=== Task brief ===
Output the records exactly. Include every line.

=== Given records ===
--------------------

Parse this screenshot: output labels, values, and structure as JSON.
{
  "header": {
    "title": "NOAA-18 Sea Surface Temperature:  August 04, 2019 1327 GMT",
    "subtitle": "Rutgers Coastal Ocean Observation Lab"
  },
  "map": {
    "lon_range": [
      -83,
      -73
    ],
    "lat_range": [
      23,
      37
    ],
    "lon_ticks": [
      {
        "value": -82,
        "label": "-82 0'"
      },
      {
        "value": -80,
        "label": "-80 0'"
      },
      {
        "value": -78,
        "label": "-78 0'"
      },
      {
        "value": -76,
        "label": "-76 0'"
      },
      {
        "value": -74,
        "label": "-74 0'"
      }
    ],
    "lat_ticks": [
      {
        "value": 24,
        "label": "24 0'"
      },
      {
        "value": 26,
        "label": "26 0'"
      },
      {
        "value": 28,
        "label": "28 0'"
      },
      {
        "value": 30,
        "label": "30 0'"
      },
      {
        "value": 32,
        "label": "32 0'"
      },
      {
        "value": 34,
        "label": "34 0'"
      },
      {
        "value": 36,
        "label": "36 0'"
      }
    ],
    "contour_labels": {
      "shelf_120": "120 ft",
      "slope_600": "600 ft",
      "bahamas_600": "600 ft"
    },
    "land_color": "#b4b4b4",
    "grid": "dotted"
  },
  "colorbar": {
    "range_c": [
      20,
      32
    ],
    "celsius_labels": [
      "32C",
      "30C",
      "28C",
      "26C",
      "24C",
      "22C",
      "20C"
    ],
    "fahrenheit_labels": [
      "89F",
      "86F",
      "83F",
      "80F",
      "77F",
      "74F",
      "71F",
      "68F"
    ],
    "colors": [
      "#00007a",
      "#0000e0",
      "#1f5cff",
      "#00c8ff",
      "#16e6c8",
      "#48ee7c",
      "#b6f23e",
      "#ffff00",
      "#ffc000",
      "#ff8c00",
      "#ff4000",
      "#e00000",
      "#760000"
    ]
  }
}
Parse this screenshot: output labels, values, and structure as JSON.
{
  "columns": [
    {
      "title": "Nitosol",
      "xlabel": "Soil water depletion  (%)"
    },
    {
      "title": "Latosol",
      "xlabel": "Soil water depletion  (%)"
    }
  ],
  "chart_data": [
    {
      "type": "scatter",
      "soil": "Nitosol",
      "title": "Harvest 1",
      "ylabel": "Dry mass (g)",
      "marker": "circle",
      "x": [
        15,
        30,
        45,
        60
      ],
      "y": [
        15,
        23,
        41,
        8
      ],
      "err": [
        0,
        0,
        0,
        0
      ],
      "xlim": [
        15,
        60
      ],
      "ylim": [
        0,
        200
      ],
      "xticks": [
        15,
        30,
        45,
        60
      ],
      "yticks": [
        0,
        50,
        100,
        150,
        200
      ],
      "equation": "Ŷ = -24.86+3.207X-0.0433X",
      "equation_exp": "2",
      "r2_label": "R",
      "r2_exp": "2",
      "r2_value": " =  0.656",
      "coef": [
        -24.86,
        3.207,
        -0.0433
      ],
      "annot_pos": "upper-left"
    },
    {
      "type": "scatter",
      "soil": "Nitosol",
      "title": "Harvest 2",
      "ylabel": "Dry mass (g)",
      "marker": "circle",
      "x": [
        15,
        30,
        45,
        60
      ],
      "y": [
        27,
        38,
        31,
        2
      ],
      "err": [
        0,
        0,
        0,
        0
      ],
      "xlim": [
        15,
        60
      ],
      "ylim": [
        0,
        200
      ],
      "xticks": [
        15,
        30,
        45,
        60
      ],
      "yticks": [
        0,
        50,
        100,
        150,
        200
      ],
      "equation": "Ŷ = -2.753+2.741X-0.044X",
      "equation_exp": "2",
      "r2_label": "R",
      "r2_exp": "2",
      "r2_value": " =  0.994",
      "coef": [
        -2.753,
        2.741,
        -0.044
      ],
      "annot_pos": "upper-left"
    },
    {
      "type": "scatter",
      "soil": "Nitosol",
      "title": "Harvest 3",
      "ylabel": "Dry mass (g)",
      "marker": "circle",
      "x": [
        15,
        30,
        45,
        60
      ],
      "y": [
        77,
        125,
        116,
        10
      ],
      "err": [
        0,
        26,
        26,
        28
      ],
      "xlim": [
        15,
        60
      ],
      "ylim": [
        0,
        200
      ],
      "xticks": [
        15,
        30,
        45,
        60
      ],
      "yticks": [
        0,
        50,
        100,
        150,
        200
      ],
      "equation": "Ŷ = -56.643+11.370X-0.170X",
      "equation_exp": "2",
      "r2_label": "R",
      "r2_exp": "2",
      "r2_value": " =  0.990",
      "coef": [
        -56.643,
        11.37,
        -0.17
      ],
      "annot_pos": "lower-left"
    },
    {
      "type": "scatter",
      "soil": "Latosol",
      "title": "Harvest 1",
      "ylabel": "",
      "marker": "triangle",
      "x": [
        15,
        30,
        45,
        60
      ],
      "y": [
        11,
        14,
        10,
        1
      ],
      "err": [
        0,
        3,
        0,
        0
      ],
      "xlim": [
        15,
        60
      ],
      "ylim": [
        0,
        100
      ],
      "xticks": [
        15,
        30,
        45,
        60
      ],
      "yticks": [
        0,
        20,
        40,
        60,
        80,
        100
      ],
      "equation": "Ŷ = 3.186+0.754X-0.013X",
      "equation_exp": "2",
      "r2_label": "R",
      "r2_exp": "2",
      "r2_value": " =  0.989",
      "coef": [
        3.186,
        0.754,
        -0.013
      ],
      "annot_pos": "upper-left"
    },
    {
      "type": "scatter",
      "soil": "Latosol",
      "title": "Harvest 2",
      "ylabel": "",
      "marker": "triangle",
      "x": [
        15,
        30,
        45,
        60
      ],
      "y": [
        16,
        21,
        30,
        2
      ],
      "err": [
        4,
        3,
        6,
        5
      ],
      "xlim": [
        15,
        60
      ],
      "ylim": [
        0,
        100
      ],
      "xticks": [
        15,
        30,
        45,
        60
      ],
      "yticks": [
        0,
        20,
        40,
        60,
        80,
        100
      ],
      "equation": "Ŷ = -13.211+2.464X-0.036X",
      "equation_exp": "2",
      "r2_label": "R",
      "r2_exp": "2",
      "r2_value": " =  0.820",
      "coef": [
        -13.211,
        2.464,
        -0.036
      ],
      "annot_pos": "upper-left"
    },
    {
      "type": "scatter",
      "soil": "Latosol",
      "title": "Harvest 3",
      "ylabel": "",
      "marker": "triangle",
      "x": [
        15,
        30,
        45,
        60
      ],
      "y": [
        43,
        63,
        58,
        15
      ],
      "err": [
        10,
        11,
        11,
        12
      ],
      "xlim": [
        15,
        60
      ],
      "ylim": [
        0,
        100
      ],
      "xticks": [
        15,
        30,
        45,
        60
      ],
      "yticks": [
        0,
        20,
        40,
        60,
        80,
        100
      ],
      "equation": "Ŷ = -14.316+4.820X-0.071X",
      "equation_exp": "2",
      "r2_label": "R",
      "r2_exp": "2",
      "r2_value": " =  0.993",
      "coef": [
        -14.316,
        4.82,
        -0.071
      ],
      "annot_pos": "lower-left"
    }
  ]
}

--------------------

=== Response below ===
Parse this screenshot: output labels, values, and structure as JSON.
{
  "header": {
    "title": "NOAA-18 Sea Surface Temperature:  August 04, 2019 1327 GMT",
    "subtitle": "Rutgers Coastal Ocean Observation Lab"
  },
  "map": {
    "lon_range": [
      -83,
      -73
    ],
    "lat_range": [
      23,
      37
    ],
    "lon_ticks": [
      {
        "value": -82,
        "label": "-82 0'"
      },
      {
        "value": -80,
        "label": "-80 0'"
      },
      {
        "value": -78,
        "label": "-78 0'"
      },
      {
        "value": -76,
        "label": "-76 0'"
      },
      {
        "value": -74,
        "label": "-74 0'"
      }
    ],
    "lat_ticks": [
      {
        "value": 24,
        "label": "24 0'"
      },
      {
        "value": 26,
        "label": "26 0'"
      },
      {
        "value": 28,
        "label": "28 0'"
      },
      {
        "value": 30,
        "label": "30 0'"
      },
      {
        "value": 32,
        "label": "32 0'"
      },
      {
        "value": 34,
        "label": "34 0'"
      },
      {
        "value": 36,
        "label": "36 0'"
      }
    ],
    "contour_labels": {
      "shelf_120": "120 ft",
      "slope_600": "600 ft",
      "bahamas_600": "600 ft"
    },
    "land_color": "#b4b4b4",
    "grid": "dotted"
  },
  "colorbar": {
    "range_c": [
      20,
      32
    ],
    "celsius_labels": [
      "32C",
      "30C",
      "28C",
      "26C",
      "24C",
      "22C",
      "20C"
    ],
    "fahrenheit_labels": [
      "89F",
      "86F",
      "83F",
      "80F",
      "77F",
      "74F",
      "71F",
      "68F"
    ],
    "colors": [
      "#00007a",
      "#0000e0",
      "#1f5cff",
      "#00c8ff",
      "#16e6c8",
      "#48ee7c",
      "#b6f23e",
      "#ffff00",
      "#ffc000",
      "#ff8c00",
      "#ff4000",
      "#e00000",
      "#760000"
    ]
  }
}
Parse this screenshot: output labels, values, and structure as JSON.
{
  "columns": [
    {
      "title": "Nitosol",
      "xlabel": "Soil water depletion  (%)"
    },
    {
      "title": "Latosol",
      "xlabel": "Soil water depletion  (%)"
    }
  ],
  "chart_data": [
    {
      "type": "scatter",
      "soil": "Nitosol",
      "title": "Harvest 1",
      "ylabel": "Dry mass (g)",
      "marker": "circle",
      "x": [
        15,
        30,
        45,
        60
      ],
      "y": [
        15,
        23,
        41,
        8
      ],
      "err": [
        0,
        0,
        0,
        0
      ],
      "xlim": [
        15,
        60
      ],
      "ylim": [
        0,
        200
      ],
      "xticks": [
        15,
        30,
        45,
        60
      ],
      "yticks": [
        0,
        50,
        100,
        150,
        200
      ],
      "equation": "Ŷ = -24.86+3.207X-0.0433X",
      "equation_exp": "2",
      "r2_label": "R",
      "r2_exp": "2",
      "r2_value": " =  0.656",
      "coef": [
        -24.86,
        3.207,
        -0.0433
      ],
      "annot_pos": "upper-left"
    },
    {
      "type": "scatter",
      "soil": "Nitosol",
      "title": "Harvest 2",
      "ylabel": "Dry mass (g)",
      "marker": "circle",
      "x": [
        15,
        30,
        45,
        60
      ],
      "y": [
        27,
        38,
        31,
        2
      ],
      "err": [
        0,
        0,
        0,
        0
      ],
      "xlim": [
        15,
        60
      ],
      "ylim": [
        0,
        200
      ],
      "xticks": [
        15,
        30,
        45,
        60
      ],
      "yticks": [
        0,
        50,
        100,
        150,
        200
      ],
      "equation": "Ŷ = -2.753+2.741X-0.044X",
      "equation_exp": "2",
      "r2_label": "R",
      "r2_exp": "2",
      "r2_value": " =  0.994",
      "coef": [
        -2.753,
        2.741,
        -0.044
      ],
      "annot_pos": "upper-left"
    },
    {
      "type": "scatter",
      "soil": "Nitosol",
      "title": "Harvest 3",
      "ylabel": "Dry mass (g)",
      "marker": "circle",
      "x": [
        15,
        30,
        45,
        60
      ],
      "y": [
        77,
        125,
        116,
        10
      ],
      "err": [
        0,
        26,
        26,
        28
      ],
      "xlim": [
        15,
        60
      ],
      "ylim": [
        0,
        200
      ],
      "xticks": [
        15,
        30,
        45,
        60
      ],
      "yticks": [
        0,
        50,
        100,
        150,
        200
      ],
      "equation": "Ŷ = -56.643+11.370X-0.170X",
      "equation_exp": "2",
      "r2_label": "R",
      "r2_exp": "2",
      "r2_value": " =  0.990",
      "coef": [
        -56.643,
        11.37,
        -0.17
      ],
      "annot_pos": "lower-left"
    },
    {
      "type": "scatter",
      "soil": "Latosol",
      "title": "Harvest 1",
      "ylabel": "",
      "marker": "triangle",
      "x": [
        15,
        30,
        45,
        60
      ],
      "y": [
        11,
        14,
        10,
        1
      ],
      "err": [
        0,
        3,
        0,
        0
      ],
      "xlim": [
        15,
        60
      ],
      "ylim": [
        0,
        100
      ],
      "xticks": [
        15,
        30,
        45,
        60
      ],
      "yticks": [
        0,
        20,
        40,
        60,
        80,
        100
      ],
      "equation": "Ŷ = 3.186+0.754X-0.013X",
      "equation_exp": "2",
      "r2_label": "R",
      "r2_exp": "2",
      "r2_value": " =  0.989",
      "coef": [
        3.186,
        0.754,
        -0.013
      ],
      "annot_pos": "upper-left"
    },
    {
      "type": "scatter",
      "soil": "Latosol",
      "title": "Harvest 2",
      "ylabel": "",
      "marker": "triangle",
      "x": [
        15,
        30,
        45,
        60
      ],
      "y": [
        16,
        21,
        30,
        2
      ],
      "err": [
        4,
        3,
        6,
        5
      ],
      "xlim": [
        15,
        60
      ],
      "ylim": [
        0,
        100
      ],
      "xticks": [
        15,
        30,
        45,
        60
      ],
      "yticks": [
        0,
        20,
        40,
        60,
        80,
        100
      ],
      "equation": "Ŷ = -13.211+2.464X-0.036X",
      "equation_exp": "2",
      "r2_label": "R",
      "r2_exp": "2",
      "r2_value": " =  0.820",
      "coef": [
        -13.211,
        2.464,
        -0.036
      ],
      "annot_pos": "upper-left"
    },
    {
      "type": "scatter",
      "soil": "Latosol",
      "title": "Harvest 3",
      "ylabel": "",
      "marker": "triangle",
      "x": [
        15,
        30,
        45,
        60
      ],
      "y": [
        43,
        63,
        58,
        15
      ],
      "err": [
        10,
        11,
        11,
        12
      ],
      "xlim": [
        15,
        60
      ],
      "ylim": [
        0,
        100
      ],
      "xticks": [
        15,
        30,
        45,
        60
      ],
      "yticks": [
        0,
        20,
        40,
        60,
        80,
        100
      ],
      "equation": "Ŷ = -14.316+4.820X-0.071X",
      "equation_exp": "2",
      "r2_label": "R",
      "r2_exp": "2",
      "r2_value": " =  0.993",
      "coef": [
        -14.316,
        4.82,
        -0.071
      ],
      "annot_pos": "lower-left"
    }
  ]
}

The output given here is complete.